* Start Passage given *

Here is the start of a whole new hoop-la that has been going on in the background for some time with Chris Adams of Miles Marketing Destinations in the lead role. I think we can take it as read that this was the purpose of the 'closed door workshop' that followed yesterday's meeting of the EDC. Chris was the brains behind the Hauraki Rail Trail at the outset, though he dropped from sight shortly after it got going. 

Here is the presser that was put out today, and here is the 12 page Public Summary of the document Chris has prepared. And here is the 54 page Feasibility Report and Recommendations 

That should keep you busy tonight and possibly tomorrow as well. I will come back with aditional comments when I have read the Report. 

What Chris is proposing, and might I say, the idea was latched on to with alacrity by his good friend the Mayor when it came up earlier this year, is to seek a National and then International designation of the International Union of Conservation in Nature (ICUN) Category V Protected Landscap for the Peninsula. It sounds pretty grand, but probably well worth the effort.

* End Passage given *
* Start Listed records *

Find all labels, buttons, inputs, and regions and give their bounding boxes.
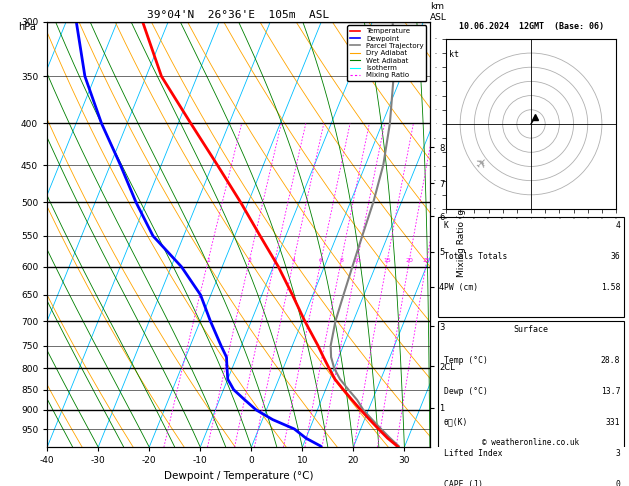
Text: Dewp (°C): Dewp (°C): [444, 387, 487, 396]
Text: 4: 4: [615, 221, 620, 230]
Bar: [438, 321, 624, 486]
Text: hPa: hPa: [18, 22, 36, 32]
Text: km
ASL: km ASL: [430, 2, 447, 22]
Text: kt: kt: [449, 50, 459, 59]
X-axis label: Dewpoint / Temperature (°C): Dewpoint / Temperature (°C): [164, 471, 313, 481]
Text: 4: 4: [292, 258, 296, 263]
Text: CAPE (J): CAPE (J): [444, 480, 483, 486]
Text: PW (cm): PW (cm): [444, 283, 478, 292]
Text: 3: 3: [273, 258, 277, 263]
Text: Temp (°C): Temp (°C): [444, 356, 487, 364]
Text: 36: 36: [610, 252, 620, 261]
Text: 13.7: 13.7: [601, 387, 620, 396]
Text: Lifted Index: Lifted Index: [444, 449, 503, 458]
Text: 331: 331: [606, 418, 620, 427]
Text: 3: 3: [615, 449, 620, 458]
Text: 20: 20: [405, 258, 413, 263]
Y-axis label: Mixing Ratio (g/kg): Mixing Ratio (g/kg): [457, 191, 467, 278]
Title: 39°04'N  26°36'E  105m  ASL: 39°04'N 26°36'E 105m ASL: [147, 10, 330, 20]
Text: 8: 8: [339, 258, 343, 263]
Text: 10: 10: [353, 258, 361, 263]
Text: K: K: [444, 221, 448, 230]
Text: ✈: ✈: [472, 155, 491, 173]
Text: 15: 15: [383, 258, 391, 263]
Text: 28.8: 28.8: [601, 356, 620, 364]
Text: 2: 2: [247, 258, 252, 263]
Text: 1.58: 1.58: [601, 283, 620, 292]
Bar: [438, 218, 624, 317]
Legend: Temperature, Dewpoint, Parcel Trajectory, Dry Adiabat, Wet Adiabat, Isotherm, Mi: Temperature, Dewpoint, Parcel Trajectory…: [347, 25, 426, 81]
Text: Totals Totals: Totals Totals: [444, 252, 507, 261]
Text: 25: 25: [423, 258, 431, 263]
Text: Surface: Surface: [513, 325, 548, 334]
Text: 10.06.2024  12GMT  (Base: 06): 10.06.2024 12GMT (Base: 06): [459, 22, 603, 31]
Text: 0: 0: [615, 480, 620, 486]
Text: θᴇ(K): θᴇ(K): [444, 418, 468, 427]
Text: © weatheronline.co.uk: © weatheronline.co.uk: [482, 438, 579, 447]
Text: 6: 6: [319, 258, 323, 263]
Text: 1: 1: [206, 258, 210, 263]
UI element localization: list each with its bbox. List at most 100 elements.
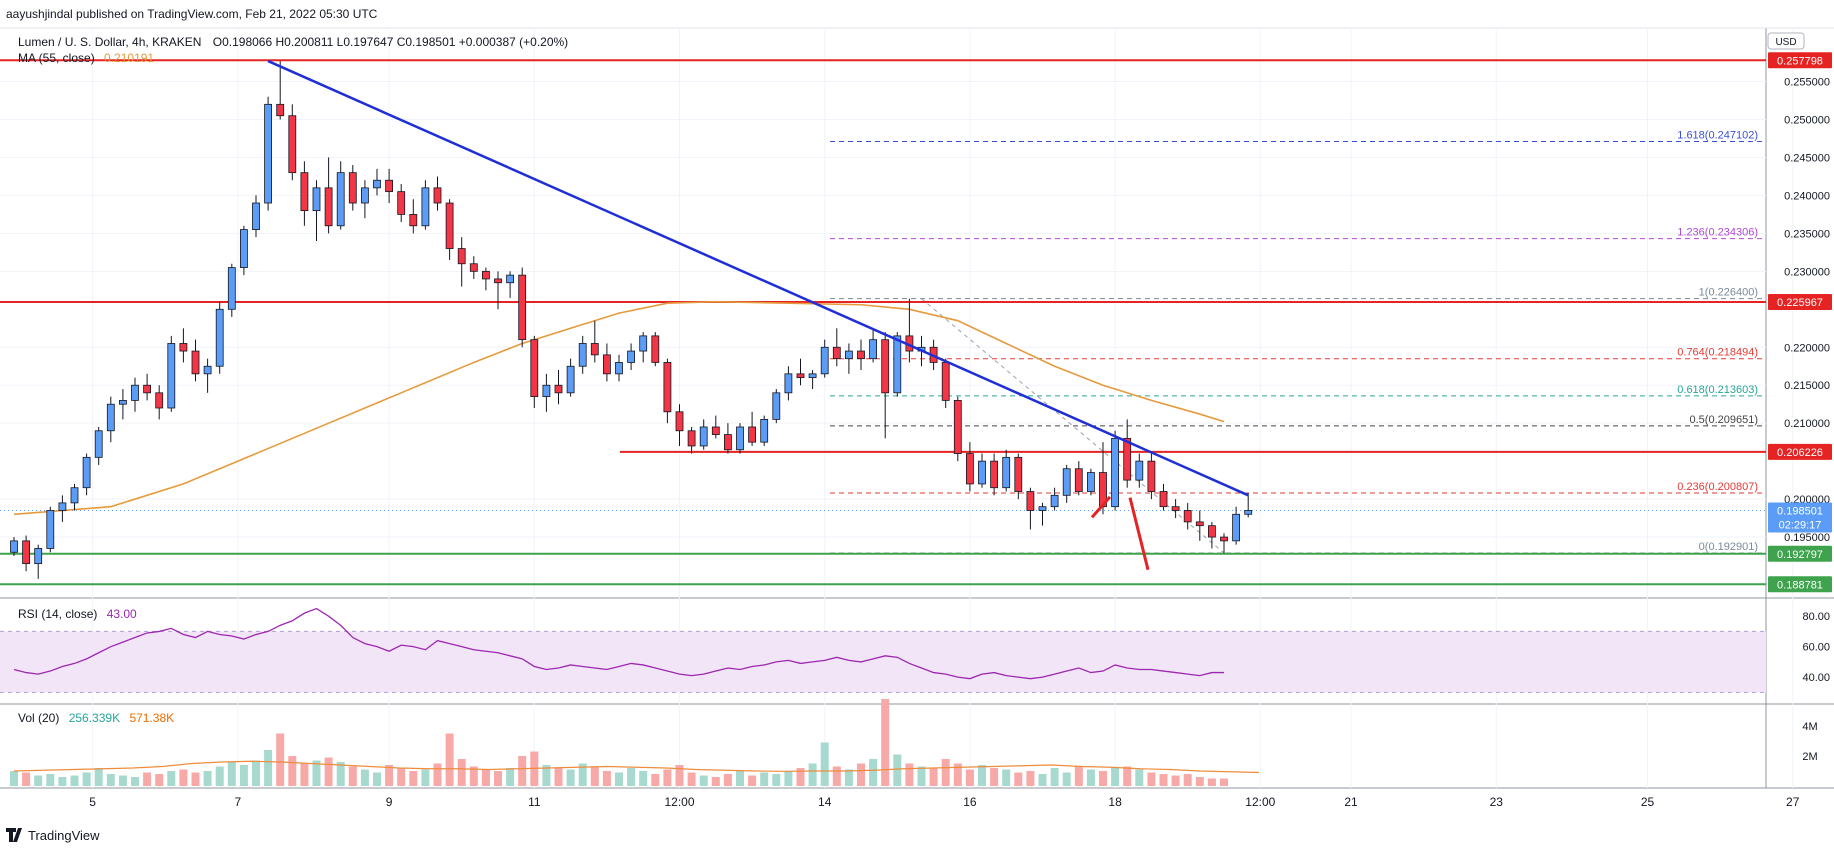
candle-body [990,460,998,489]
volume-bar [1050,768,1059,786]
candle-body [22,540,31,565]
volume-bar [264,750,273,786]
candle-body [421,187,430,227]
volume-bar [651,774,660,786]
volume-bar [1038,774,1047,786]
candle-body [227,267,236,310]
volume-bar [869,759,878,786]
legend-volume-value-2: 571.38K [129,711,174,725]
price-tick-label: 0.210000 [1784,418,1830,430]
volume-bar [1074,766,1083,786]
candle-body [820,346,829,375]
volume-bar [324,757,333,786]
volume-bar [978,765,986,786]
volume-bar [917,766,926,786]
candle-body [1002,456,1011,489]
volume-bar [518,756,527,786]
candle-body [409,214,418,227]
price-tag-label: 0.198501 [1777,505,1823,517]
volume-bar [590,766,599,786]
candle-body [724,434,732,451]
volume-bar [1062,772,1071,786]
candle-body [1050,494,1059,508]
candle-body [941,362,950,401]
pane-separators [0,27,1834,789]
volume-bar [881,699,890,786]
volume-bar [336,762,345,786]
volume-bar [566,769,575,786]
volume-bar [1135,769,1144,786]
fib-level-label: 0(0.192901) [1699,541,1758,553]
tradingview-logo [6,828,22,842]
volume-bar [10,771,18,786]
price-tick-label: 0.240000 [1784,190,1830,202]
legend-ma: MA (55, close) 0.210191 [18,51,154,65]
volume-bar [1195,777,1204,786]
price-tag-resistance [1768,293,1832,310]
fib-level-label: 0.236(0.200807) [1677,481,1758,493]
candle-body [784,373,793,394]
ma-55-line [13,300,1225,516]
volume-bar [1171,775,1180,786]
candle-body [1232,513,1240,542]
price-tick-label: 0.235000 [1784,228,1830,240]
candle-body [832,346,841,360]
candle-body [966,453,974,485]
candle-body [603,354,611,375]
fib-level-label: 0.764(0.218494) [1677,347,1758,359]
candle-body [1135,460,1144,481]
candle-body [276,103,285,117]
candle-body [58,502,67,511]
volume-bar [796,768,805,786]
volume-bar [106,774,115,786]
legend-rsi-value: 43.00 [107,607,137,621]
fib-level-label: 0.5(0.209651) [1690,414,1759,426]
candle-body [1208,525,1216,538]
candle-body [869,339,877,360]
candle-body [397,191,406,215]
price-tick-label: 0.245000 [1784,152,1830,164]
volume-bar [832,766,841,786]
ma-55-path [13,300,1225,516]
candle-body [46,510,55,549]
price-tag-label: 0.206226 [1777,447,1823,459]
candle-body [663,362,672,413]
price-tag-label: 0.225967 [1777,297,1823,309]
published-header: aayushjindal published on TradingView.co… [6,7,378,21]
candle-body [203,365,212,375]
footer-brand: TradingView [28,828,100,843]
candle-body [10,540,18,553]
volume-bar [1086,769,1095,786]
legend-rsi: RSI (14, close) 43.00 [18,607,137,621]
legend-ohlc: O0.198066 H0.200811 L0.197647 C0.198501 … [213,35,568,49]
candle-body [494,278,502,284]
candle-body [300,172,309,212]
candle-body [179,343,188,352]
volume-bar [1014,772,1023,786]
currency-badge[interactable] [1767,32,1805,50]
candle-body [324,187,333,227]
time-tick-label: 18 [1108,795,1122,809]
candle-body [264,103,273,204]
volume-bar [1220,778,1228,786]
rsi-band [0,630,1766,693]
rsi-tick-label: 40.00 [1802,672,1830,684]
volume-bar [675,765,684,786]
volume-bar [723,774,732,786]
volume-bar [373,772,381,786]
volume-bar [699,775,708,786]
rsi-tick-label: 80.00 [1802,611,1830,623]
candle-body [881,339,890,394]
volume-bar [215,766,224,786]
legend-volume-label: Vol (20) [18,711,59,725]
price-tick-label: 0.255000 [1784,77,1830,89]
candle-body [360,187,369,204]
candle-body [348,172,357,204]
horizontal-levels [0,59,1766,586]
volume-bar [953,763,962,786]
trend-line [267,59,1249,497]
candle-body [385,179,394,193]
candle-body [1062,468,1071,496]
legend-rsi-label: RSI (14, close) [18,607,97,621]
candle-body [1026,491,1035,511]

* End Listed records *

From the post about the Peninsula landscape proposal, pull out the stretch from "Here is the presser" through "read the Report.", word for word.

* _Task output_
Here is the presser that was put out today, and here is the 12 page Public Summary of the document Chris has prepared. And here is the 54 page Feasibility Report and Recommendations 

That should keep you busy tonight and possibly tomorrow as well. I will come back with aditional comments when I have read the Report.